Repeat the entries that follow verbatim, without any of their pictures.

***** Data in this exercise

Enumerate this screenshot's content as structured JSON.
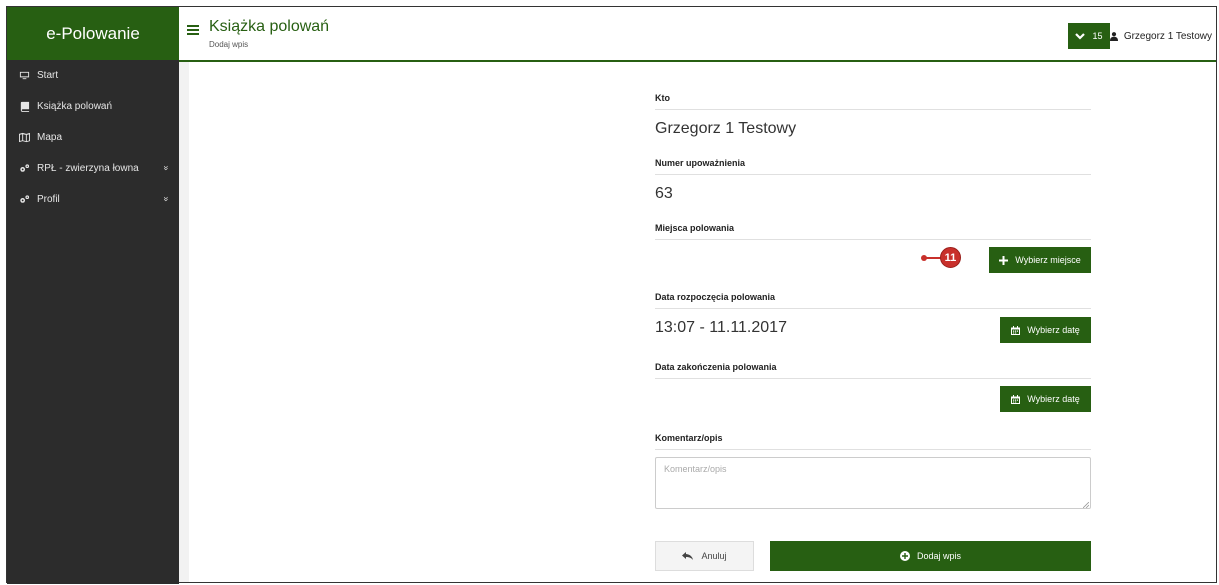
{
  "app": {
    "brand": "e-Polowanie"
  },
  "sidebar": {
    "items": [
      {
        "label": "Start"
      },
      {
        "label": "Książka polowań"
      },
      {
        "label": "Mapa"
      },
      {
        "label": "RPŁ - zwierzyna łowna",
        "chevron": "»"
      },
      {
        "label": "Profil",
        "chevron": "»"
      }
    ]
  },
  "header": {
    "title": "Książka polowań",
    "subtitle": "Dodaj wpis",
    "notifications_count": "15",
    "user_name": "Grzegorz 1 Testowy"
  },
  "form": {
    "who_label": "Kto",
    "who_value": "Grzegorz 1 Testowy",
    "permit_label": "Numer upoważnienia",
    "permit_value": "63",
    "places_label": "Miejsca polowania",
    "choose_place_label": "Wybierz miejsce",
    "start_label": "Data rozpoczęcia polowania",
    "start_value": "13:07 - 11.11.2017",
    "choose_date_label": "Wybierz datę",
    "end_label": "Data zakończenia polowania",
    "comment_label": "Komentarz/opis",
    "comment_placeholder": "Komentarz/opis",
    "comment_value": "",
    "cancel_label": "Anuluj",
    "submit_label": "Dodaj wpis"
  },
  "callout": {
    "number": "11"
  },
  "colors": {
    "brand_green": "#275f12",
    "sidebar_bg": "#2c2c2c",
    "callout_red": "#c8302b"
  }
}
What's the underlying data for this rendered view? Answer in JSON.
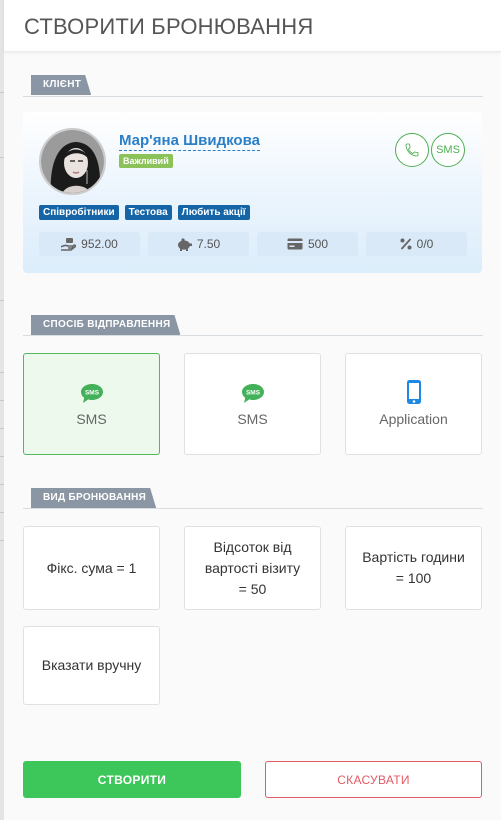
{
  "header": {
    "title": "СТВОРИТИ БРОНЮВАННЯ"
  },
  "client_section": {
    "label": "КЛІЄНТ",
    "client": {
      "name": "Мар'яна Швидкова",
      "badge": "Важливий",
      "sms_label": "SMS",
      "tags": [
        "Співробітники",
        "Тестова",
        "Любить акції"
      ],
      "stats": [
        {
          "icon": "money-hand-icon",
          "value": "952.00"
        },
        {
          "icon": "piggy-bank-icon",
          "value": "7.50"
        },
        {
          "icon": "credit-card-icon",
          "value": "500"
        },
        {
          "icon": "percent-icon",
          "value": "0/0"
        }
      ]
    }
  },
  "send_section": {
    "label": "СПОСІБ ВІДПРАВЛЕННЯ",
    "options": [
      {
        "label": "SMS",
        "icon": "sms-chat-icon",
        "selected": true
      },
      {
        "label": "SMS",
        "icon": "sms-chat-icon",
        "selected": false
      },
      {
        "label": "Application",
        "icon": "smartphone-icon",
        "selected": false
      }
    ]
  },
  "type_section": {
    "label": "ВИД БРОНЮВАННЯ",
    "options": [
      {
        "label": "Фікс. сума = 1"
      },
      {
        "label": "Відсоток від вартості візиту = 50"
      },
      {
        "label": "Вартість години = 100"
      },
      {
        "label": "Вказати вручну"
      }
    ]
  },
  "actions": {
    "create_label": "СТВОРИТИ",
    "cancel_label": "СКАСУВАТИ"
  },
  "colors": {
    "accent_green": "#3dc65a",
    "link_blue": "#2a7fc7",
    "tag_blue": "#1565a6",
    "cancel_red": "#e25b64",
    "icon_blue": "#1e88e5"
  }
}
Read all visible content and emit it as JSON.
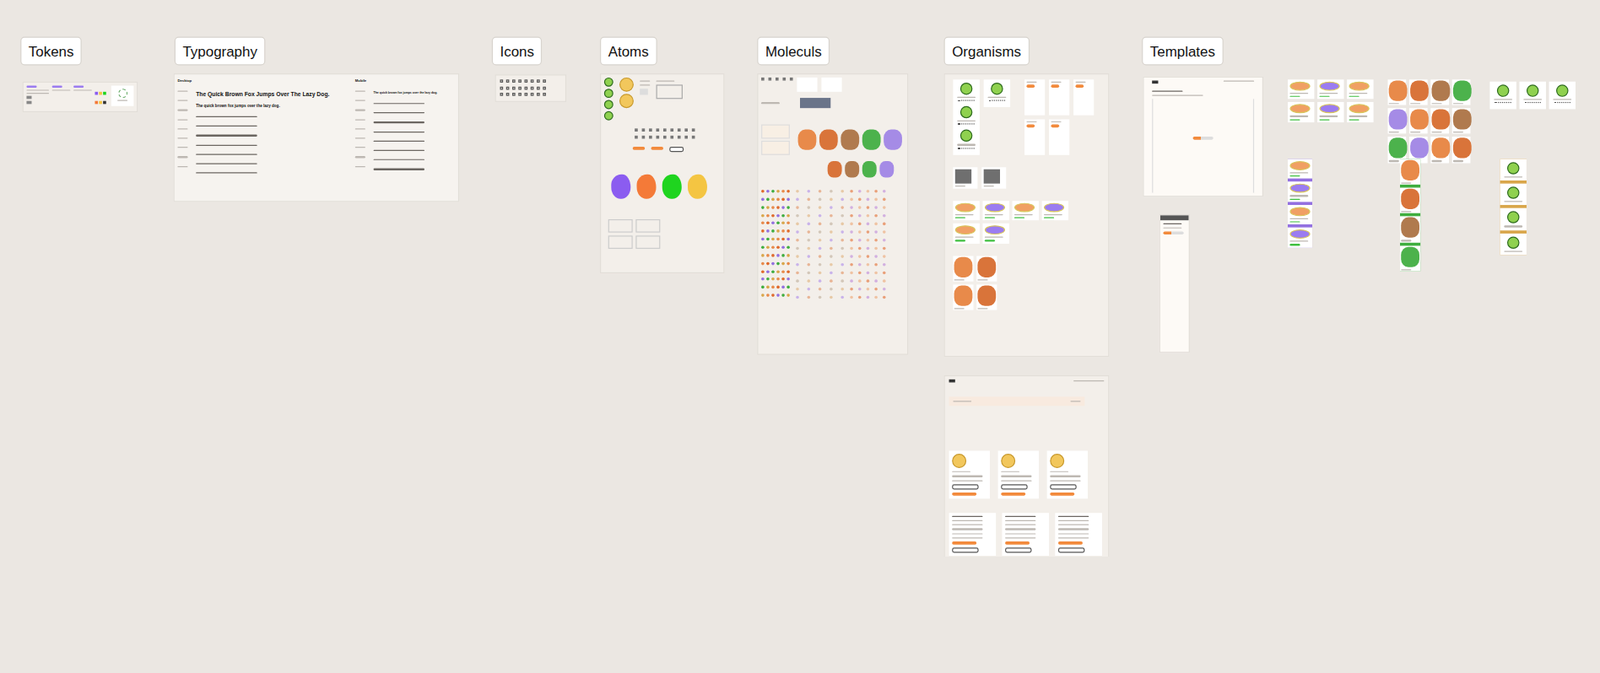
{
  "sections": [
    {
      "label": "Tokens"
    },
    {
      "label": "Typography"
    },
    {
      "label": "Icons"
    },
    {
      "label": "Atoms"
    },
    {
      "label": "Moleculs"
    },
    {
      "label": "Organisms"
    },
    {
      "label": "Templates"
    }
  ],
  "typography": {
    "desktop": {
      "label": "Desktop",
      "headline": "The Quick Brown Fox Jumps Over The Lazy Dog.",
      "subhead": "The quick brown fox jumps over the lazy dog."
    },
    "mobile": {
      "label": "Mobile",
      "headline": "The quick brown fox jumps over the lazy dog."
    }
  },
  "atoms": {
    "blobs": [
      {
        "color": "#8b5cf0"
      },
      {
        "color": "#f47a38"
      },
      {
        "color": "#1fd41f"
      },
      {
        "color": "#f4c542"
      }
    ]
  }
}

**********

● Solution to the problem:
Enumerate this screenshot's content as structured JSON.
{
  "app": {
    "brand": "e-Polowanie"
  },
  "sidebar": {
    "items": [
      {
        "label": "Start"
      },
      {
        "label": "Książka polowań"
      },
      {
        "label": "Mapa"
      },
      {
        "label": "RPŁ - zwierzyna łowna",
        "chevron": "»"
      },
      {
        "label": "Profil",
        "chevron": "»"
      }
    ]
  },
  "header": {
    "title": "Książka polowań",
    "subtitle": "Dodaj wpis",
    "notifications_count": "15",
    "user_name": "Grzegorz 1 Testowy"
  },
  "form": {
    "who_label": "Kto",
    "who_value": "Grzegorz 1 Testowy",
    "permit_label": "Numer upoważnienia",
    "permit_value": "63",
    "places_label": "Miejsca polowania",
    "choose_place_label": "Wybierz miejsce",
    "start_label": "Data rozpoczęcia polowania",
    "start_value": "13:07 - 11.11.2017",
    "choose_date_label": "Wybierz datę",
    "end_label": "Data zakończenia polowania",
    "comment_label": "Komentarz/opis",
    "comment_placeholder": "Komentarz/opis",
    "comment_value": "",
    "cancel_label": "Anuluj",
    "submit_label": "Dodaj wpis"
  },
  "callout": {
    "number": "11"
  },
  "colors": {
    "brand_green": "#275f12",
    "sidebar_bg": "#2c2c2c",
    "callout_red": "#c8302b"
  }
}
What's the underlying data for this rendered view? Answer in JSON.
{
  "header": {
    "title": "СТВОРИТИ БРОНЮВАННЯ"
  },
  "client_section": {
    "label": "КЛІЄНТ",
    "client": {
      "name": "Мар'яна Швидкова",
      "badge": "Важливий",
      "sms_label": "SMS",
      "tags": [
        "Співробітники",
        "Тестова",
        "Любить акції"
      ],
      "stats": [
        {
          "icon": "money-hand-icon",
          "value": "952.00"
        },
        {
          "icon": "piggy-bank-icon",
          "value": "7.50"
        },
        {
          "icon": "credit-card-icon",
          "value": "500"
        },
        {
          "icon": "percent-icon",
          "value": "0/0"
        }
      ]
    }
  },
  "send_section": {
    "label": "СПОСІБ ВІДПРАВЛЕННЯ",
    "options": [
      {
        "label": "SMS",
        "icon": "sms-chat-icon",
        "selected": true
      },
      {
        "label": "SMS",
        "icon": "sms-chat-icon",
        "selected": false
      },
      {
        "label": "Application",
        "icon": "smartphone-icon",
        "selected": false
      }
    ]
  },
  "type_section": {
    "label": "ВИД БРОНЮВАННЯ",
    "options": [
      {
        "label": "Фікс. сума = 1"
      },
      {
        "label": "Відсоток від вартості візиту = 50"
      },
      {
        "label": "Вартість години = 100"
      },
      {
        "label": "Вказати вручну"
      }
    ]
  },
  "actions": {
    "create_label": "СТВОРИТИ",
    "cancel_label": "СКАСУВАТИ"
  },
  "colors": {
    "accent_green": "#3dc65a",
    "link_blue": "#2a7fc7",
    "tag_blue": "#1565a6",
    "cancel_red": "#e25b64",
    "icon_blue": "#1e88e5"
  }
}
Read all visible content and emit it as JSON.
{
  "sections": [
    {
      "label": "Tokens"
    },
    {
      "label": "Typography"
    },
    {
      "label": "Icons"
    },
    {
      "label": "Atoms"
    },
    {
      "label": "Moleculs"
    },
    {
      "label": "Organisms"
    },
    {
      "label": "Templates"
    }
  ],
  "typography": {
    "desktop": {
      "label": "Desktop",
      "headline": "The Quick Brown Fox Jumps Over The Lazy Dog.",
      "subhead": "The quick brown fox jumps over the lazy dog."
    },
    "mobile": {
      "label": "Mobile",
      "headline": "The quick brown fox jumps over the lazy dog."
    }
  },
  "atoms": {
    "blobs": [
      {
        "color": "#8b5cf0"
      },
      {
        "color": "#f47a38"
      },
      {
        "color": "#1fd41f"
      },
      {
        "color": "#f4c542"
      }
    ]
  }
}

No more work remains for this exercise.